*INSTRUCTIONS FOR THE TASK*: Quote every line below exactly as it reads.

*SUPPLIED RECORDS*:

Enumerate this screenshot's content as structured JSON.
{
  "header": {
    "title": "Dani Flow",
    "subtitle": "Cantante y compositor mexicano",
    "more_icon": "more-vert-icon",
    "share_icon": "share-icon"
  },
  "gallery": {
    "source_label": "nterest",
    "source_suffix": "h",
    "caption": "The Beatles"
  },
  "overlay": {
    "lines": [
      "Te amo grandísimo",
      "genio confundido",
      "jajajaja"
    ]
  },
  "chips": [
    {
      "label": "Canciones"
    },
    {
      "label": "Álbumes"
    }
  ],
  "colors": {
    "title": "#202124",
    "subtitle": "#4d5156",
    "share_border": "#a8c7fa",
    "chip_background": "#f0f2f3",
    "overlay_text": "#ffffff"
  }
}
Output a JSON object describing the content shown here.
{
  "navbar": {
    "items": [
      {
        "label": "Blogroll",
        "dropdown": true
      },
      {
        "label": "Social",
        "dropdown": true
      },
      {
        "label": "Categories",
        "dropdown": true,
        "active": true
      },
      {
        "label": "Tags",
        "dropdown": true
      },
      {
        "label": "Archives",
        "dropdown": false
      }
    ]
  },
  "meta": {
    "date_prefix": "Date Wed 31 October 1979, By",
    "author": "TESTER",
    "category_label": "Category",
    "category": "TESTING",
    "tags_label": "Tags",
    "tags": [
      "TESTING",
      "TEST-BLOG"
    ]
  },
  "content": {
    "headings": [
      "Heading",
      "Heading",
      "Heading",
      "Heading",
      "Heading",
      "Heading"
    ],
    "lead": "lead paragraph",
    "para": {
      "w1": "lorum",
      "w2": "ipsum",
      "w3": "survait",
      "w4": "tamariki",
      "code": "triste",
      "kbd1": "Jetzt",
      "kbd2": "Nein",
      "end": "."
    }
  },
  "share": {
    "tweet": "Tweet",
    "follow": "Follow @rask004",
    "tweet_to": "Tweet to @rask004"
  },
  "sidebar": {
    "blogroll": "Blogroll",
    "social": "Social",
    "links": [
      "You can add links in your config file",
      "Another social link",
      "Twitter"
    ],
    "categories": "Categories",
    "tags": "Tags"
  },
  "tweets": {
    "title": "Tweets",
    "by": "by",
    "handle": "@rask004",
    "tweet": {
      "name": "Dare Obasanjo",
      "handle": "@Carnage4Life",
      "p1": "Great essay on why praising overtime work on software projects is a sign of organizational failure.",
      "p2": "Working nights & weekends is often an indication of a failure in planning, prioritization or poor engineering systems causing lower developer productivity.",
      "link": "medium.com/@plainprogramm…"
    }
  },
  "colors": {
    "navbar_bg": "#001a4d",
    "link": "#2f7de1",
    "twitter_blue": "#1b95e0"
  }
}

*OUTPUT BELOW*:
Enumerate this screenshot's content as structured JSON.
{
  "header": {
    "title": "Dani Flow",
    "subtitle": "Cantante y compositor mexicano",
    "more_icon": "more-vert-icon",
    "share_icon": "share-icon"
  },
  "gallery": {
    "source_label": "nterest",
    "source_suffix": "h",
    "caption": "The Beatles"
  },
  "overlay": {
    "lines": [
      "Te amo grandísimo",
      "genio confundido",
      "jajajaja"
    ]
  },
  "chips": [
    {
      "label": "Canciones"
    },
    {
      "label": "Álbumes"
    }
  ],
  "colors": {
    "title": "#202124",
    "subtitle": "#4d5156",
    "share_border": "#a8c7fa",
    "chip_background": "#f0f2f3",
    "overlay_text": "#ffffff"
  }
}
Output a JSON object describing the content shown here.
{
  "navbar": {
    "items": [
      {
        "label": "Blogroll",
        "dropdown": true
      },
      {
        "label": "Social",
        "dropdown": true
      },
      {
        "label": "Categories",
        "dropdown": true,
        "active": true
      },
      {
        "label": "Tags",
        "dropdown": true
      },
      {
        "label": "Archives",
        "dropdown": false
      }
    ]
  },
  "meta": {
    "date_prefix": "Date Wed 31 October 1979, By",
    "author": "TESTER",
    "category_label": "Category",
    "category": "TESTING",
    "tags_label": "Tags",
    "tags": [
      "TESTING",
      "TEST-BLOG"
    ]
  },
  "content": {
    "headings": [
      "Heading",
      "Heading",
      "Heading",
      "Heading",
      "Heading",
      "Heading"
    ],
    "lead": "lead paragraph",
    "para": {
      "w1": "lorum",
      "w2": "ipsum",
      "w3": "survait",
      "w4": "tamariki",
      "code": "triste",
      "kbd1": "Jetzt",
      "kbd2": "Nein",
      "end": "."
    }
  },
  "share": {
    "tweet": "Tweet",
    "follow": "Follow @rask004",
    "tweet_to": "Tweet to @rask004"
  },
  "sidebar": {
    "blogroll": "Blogroll",
    "social": "Social",
    "links": [
      "You can add links in your config file",
      "Another social link",
      "Twitter"
    ],
    "categories": "Categories",
    "tags": "Tags"
  },
  "tweets": {
    "title": "Tweets",
    "by": "by",
    "handle": "@rask004",
    "tweet": {
      "name": "Dare Obasanjo",
      "handle": "@Carnage4Life",
      "p1": "Great essay on why praising overtime work on software projects is a sign of organizational failure.",
      "p2": "Working nights & weekends is often an indication of a failure in planning, prioritization or poor engineering systems causing lower developer productivity.",
      "link": "medium.com/@plainprogramm…"
    }
  },
  "colors": {
    "navbar_bg": "#001a4d",
    "link": "#2f7de1",
    "twitter_blue": "#1b95e0"
  }
}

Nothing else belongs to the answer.